» **Task details**:
Read the records below and copy each line that contains "None".
######
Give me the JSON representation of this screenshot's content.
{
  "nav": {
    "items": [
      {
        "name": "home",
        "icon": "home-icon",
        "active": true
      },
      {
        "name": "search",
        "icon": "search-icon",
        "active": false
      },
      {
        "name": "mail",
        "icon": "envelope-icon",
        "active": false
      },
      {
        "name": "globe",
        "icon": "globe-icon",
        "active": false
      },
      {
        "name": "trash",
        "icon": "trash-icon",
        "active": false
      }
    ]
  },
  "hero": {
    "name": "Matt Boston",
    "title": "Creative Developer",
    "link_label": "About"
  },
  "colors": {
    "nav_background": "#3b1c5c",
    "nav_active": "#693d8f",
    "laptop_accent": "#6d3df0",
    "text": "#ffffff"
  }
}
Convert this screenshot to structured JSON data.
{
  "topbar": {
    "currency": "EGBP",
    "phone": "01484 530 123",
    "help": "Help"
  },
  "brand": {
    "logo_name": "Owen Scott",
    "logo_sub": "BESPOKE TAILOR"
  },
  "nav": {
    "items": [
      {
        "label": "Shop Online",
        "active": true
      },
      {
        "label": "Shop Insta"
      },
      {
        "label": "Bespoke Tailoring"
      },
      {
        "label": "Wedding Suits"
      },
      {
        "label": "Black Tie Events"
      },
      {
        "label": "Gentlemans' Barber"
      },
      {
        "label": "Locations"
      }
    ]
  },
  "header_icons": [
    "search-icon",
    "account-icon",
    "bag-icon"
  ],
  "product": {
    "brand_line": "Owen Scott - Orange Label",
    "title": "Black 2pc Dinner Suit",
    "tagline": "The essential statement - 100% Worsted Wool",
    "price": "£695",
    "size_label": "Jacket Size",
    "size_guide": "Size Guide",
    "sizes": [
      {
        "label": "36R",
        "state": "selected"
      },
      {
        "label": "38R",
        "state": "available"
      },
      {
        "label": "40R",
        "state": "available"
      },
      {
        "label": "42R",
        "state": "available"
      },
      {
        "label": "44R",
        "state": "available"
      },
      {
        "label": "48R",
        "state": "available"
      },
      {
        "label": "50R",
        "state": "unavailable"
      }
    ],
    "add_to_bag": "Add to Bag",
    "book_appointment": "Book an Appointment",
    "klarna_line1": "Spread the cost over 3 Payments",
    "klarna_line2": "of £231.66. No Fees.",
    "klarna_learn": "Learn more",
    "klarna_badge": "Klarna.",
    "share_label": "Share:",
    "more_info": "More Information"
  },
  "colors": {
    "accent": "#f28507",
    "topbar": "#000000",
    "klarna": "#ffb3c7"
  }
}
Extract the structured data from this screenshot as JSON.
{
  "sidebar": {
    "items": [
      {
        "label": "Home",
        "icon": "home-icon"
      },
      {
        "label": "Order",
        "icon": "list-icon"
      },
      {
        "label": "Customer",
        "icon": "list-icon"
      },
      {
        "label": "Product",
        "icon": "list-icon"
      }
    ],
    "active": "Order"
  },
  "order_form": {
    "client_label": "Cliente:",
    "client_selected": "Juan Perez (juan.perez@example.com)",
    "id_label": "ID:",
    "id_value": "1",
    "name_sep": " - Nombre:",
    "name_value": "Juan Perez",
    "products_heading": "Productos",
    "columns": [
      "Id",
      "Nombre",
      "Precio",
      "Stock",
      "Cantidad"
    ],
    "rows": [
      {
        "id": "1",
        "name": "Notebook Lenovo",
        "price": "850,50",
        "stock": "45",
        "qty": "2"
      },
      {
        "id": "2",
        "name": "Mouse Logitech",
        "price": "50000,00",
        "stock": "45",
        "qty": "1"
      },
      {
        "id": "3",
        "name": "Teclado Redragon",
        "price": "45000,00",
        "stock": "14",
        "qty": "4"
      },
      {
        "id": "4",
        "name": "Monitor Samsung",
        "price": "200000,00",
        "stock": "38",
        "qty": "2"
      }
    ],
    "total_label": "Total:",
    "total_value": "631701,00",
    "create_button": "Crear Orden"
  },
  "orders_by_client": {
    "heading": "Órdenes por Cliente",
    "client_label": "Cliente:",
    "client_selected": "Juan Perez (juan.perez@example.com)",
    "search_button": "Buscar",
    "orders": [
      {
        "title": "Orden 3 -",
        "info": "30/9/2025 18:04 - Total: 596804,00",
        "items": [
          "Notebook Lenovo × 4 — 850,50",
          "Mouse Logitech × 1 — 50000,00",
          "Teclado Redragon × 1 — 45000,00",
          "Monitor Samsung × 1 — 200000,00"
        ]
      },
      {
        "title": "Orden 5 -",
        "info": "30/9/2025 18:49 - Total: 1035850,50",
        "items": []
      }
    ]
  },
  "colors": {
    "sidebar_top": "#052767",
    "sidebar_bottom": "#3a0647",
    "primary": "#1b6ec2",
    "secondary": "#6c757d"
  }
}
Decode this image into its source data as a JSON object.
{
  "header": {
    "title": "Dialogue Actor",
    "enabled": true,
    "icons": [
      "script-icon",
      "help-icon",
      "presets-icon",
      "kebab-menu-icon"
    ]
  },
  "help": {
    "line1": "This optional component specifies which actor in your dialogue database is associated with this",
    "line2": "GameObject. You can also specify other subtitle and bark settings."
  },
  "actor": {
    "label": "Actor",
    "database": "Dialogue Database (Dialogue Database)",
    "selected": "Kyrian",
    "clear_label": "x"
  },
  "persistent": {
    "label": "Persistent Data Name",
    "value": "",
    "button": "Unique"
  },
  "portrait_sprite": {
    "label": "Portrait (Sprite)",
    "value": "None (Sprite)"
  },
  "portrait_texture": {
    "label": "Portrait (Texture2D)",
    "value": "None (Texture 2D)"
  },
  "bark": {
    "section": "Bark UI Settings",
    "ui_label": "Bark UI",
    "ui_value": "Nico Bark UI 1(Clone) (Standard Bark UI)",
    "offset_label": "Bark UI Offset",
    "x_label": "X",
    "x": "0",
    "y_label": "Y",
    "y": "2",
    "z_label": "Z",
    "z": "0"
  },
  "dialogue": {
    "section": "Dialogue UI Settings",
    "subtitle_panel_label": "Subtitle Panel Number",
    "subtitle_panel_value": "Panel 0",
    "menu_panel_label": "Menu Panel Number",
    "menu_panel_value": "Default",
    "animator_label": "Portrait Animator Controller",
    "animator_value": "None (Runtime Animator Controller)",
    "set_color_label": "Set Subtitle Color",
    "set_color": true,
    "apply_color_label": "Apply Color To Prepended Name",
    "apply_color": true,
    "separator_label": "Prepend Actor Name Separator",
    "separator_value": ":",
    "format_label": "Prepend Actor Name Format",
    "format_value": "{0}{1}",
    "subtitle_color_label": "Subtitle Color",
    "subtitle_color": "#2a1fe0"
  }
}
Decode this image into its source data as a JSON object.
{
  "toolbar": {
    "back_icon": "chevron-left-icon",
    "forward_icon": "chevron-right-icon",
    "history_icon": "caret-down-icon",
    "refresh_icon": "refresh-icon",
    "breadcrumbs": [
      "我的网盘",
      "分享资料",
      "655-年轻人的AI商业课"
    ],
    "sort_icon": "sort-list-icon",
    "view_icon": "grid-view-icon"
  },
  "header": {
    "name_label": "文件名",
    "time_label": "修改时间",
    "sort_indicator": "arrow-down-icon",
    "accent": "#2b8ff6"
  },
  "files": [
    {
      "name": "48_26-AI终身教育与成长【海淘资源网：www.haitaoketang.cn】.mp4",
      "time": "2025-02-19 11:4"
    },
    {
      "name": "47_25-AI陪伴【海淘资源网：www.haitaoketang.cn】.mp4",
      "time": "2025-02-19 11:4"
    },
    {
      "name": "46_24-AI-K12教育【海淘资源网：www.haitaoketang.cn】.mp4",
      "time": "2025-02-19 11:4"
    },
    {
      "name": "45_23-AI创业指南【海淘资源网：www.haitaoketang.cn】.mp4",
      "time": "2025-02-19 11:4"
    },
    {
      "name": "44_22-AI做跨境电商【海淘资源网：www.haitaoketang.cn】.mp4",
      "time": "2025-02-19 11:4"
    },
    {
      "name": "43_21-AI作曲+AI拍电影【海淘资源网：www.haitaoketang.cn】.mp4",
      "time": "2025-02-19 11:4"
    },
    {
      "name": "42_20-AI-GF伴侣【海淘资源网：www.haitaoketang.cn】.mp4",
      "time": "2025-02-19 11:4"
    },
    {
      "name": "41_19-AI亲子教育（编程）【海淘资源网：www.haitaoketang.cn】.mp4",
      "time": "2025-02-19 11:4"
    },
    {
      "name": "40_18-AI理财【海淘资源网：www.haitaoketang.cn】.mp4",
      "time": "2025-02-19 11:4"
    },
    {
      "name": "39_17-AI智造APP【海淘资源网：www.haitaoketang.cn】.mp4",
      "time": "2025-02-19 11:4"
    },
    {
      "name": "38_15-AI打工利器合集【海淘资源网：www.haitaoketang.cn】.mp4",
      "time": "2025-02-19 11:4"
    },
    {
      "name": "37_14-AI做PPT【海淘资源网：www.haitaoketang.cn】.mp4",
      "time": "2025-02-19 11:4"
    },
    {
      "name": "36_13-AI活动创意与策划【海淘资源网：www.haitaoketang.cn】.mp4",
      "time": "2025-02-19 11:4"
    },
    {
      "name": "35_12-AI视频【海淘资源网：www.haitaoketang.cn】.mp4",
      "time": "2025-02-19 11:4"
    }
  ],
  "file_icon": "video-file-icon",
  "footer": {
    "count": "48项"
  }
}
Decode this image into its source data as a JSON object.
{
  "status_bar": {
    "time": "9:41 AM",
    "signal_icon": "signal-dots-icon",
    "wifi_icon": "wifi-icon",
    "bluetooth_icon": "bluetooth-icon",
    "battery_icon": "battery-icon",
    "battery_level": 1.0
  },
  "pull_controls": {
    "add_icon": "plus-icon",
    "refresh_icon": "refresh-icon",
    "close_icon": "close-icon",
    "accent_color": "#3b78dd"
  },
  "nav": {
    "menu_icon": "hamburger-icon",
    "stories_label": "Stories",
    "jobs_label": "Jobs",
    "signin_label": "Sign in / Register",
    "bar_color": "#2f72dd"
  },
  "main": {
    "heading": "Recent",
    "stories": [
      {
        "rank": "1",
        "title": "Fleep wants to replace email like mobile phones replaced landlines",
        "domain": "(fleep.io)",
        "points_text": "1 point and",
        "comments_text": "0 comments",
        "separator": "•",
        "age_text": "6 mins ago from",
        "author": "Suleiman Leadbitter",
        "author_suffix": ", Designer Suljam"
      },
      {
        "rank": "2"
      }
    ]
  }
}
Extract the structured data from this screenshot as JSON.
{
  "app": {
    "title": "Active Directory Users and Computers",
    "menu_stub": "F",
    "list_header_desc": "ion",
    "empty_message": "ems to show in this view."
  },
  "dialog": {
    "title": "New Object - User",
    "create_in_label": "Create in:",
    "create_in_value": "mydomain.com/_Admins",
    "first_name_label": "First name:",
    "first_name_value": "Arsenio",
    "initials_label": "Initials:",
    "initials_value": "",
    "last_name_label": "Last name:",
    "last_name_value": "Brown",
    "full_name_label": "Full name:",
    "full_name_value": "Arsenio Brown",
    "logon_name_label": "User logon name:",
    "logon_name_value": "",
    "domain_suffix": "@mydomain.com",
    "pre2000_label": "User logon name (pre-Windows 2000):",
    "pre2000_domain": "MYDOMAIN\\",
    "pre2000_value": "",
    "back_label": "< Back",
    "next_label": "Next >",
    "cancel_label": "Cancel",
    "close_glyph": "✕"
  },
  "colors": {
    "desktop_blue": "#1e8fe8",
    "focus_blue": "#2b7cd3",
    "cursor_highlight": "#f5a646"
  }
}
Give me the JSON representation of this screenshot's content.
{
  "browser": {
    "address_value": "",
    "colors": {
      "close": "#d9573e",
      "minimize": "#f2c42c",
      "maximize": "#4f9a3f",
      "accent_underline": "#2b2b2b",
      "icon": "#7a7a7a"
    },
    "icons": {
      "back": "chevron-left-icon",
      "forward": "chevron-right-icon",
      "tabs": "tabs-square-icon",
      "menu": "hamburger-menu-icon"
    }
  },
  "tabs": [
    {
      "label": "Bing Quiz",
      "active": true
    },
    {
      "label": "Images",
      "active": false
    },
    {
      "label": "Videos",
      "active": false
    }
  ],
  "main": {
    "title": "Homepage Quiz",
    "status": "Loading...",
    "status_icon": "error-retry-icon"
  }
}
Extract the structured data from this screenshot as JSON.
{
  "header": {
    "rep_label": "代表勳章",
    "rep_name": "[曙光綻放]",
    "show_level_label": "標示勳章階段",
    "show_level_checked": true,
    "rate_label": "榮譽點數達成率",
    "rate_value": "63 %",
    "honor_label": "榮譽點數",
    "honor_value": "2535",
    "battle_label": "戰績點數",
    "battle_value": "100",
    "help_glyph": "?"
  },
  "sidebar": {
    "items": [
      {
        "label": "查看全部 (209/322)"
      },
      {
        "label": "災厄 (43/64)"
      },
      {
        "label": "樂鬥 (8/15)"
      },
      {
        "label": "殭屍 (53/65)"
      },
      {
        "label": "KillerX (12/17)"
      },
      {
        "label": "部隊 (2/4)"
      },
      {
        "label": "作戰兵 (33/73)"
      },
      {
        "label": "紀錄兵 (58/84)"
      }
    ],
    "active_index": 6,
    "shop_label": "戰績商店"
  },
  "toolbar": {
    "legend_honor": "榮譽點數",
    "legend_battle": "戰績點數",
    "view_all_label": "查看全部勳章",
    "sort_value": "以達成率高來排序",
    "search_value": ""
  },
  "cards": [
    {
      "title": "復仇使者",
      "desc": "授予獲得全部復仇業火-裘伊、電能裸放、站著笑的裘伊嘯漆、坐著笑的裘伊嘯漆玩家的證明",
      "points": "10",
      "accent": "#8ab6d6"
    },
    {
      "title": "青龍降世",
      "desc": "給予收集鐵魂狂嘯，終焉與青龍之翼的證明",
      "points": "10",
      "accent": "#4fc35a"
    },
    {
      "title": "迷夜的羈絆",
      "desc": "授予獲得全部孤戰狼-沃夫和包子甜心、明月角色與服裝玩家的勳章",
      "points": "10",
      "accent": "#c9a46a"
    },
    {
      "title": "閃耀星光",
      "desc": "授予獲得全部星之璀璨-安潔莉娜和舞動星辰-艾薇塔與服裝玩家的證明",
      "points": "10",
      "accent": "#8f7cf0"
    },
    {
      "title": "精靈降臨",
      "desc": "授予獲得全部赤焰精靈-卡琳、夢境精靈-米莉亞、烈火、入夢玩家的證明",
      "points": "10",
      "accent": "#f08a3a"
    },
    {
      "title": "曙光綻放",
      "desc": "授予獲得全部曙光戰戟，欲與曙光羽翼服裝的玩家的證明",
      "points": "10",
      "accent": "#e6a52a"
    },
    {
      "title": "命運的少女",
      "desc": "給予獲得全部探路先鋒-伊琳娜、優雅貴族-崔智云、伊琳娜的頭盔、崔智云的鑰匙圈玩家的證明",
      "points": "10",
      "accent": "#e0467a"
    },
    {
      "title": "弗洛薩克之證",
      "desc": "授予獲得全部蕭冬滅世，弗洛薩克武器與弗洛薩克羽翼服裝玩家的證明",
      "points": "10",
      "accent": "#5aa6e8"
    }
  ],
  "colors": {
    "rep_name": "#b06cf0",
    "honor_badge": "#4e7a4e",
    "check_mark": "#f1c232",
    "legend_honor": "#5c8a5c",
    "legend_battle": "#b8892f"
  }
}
######
» **Response to this exercise**:
    "value": "None (Sprite)"
    "value": "None (Texture 2D)"
    "animator_value": "None (Runtime Animator Controller)",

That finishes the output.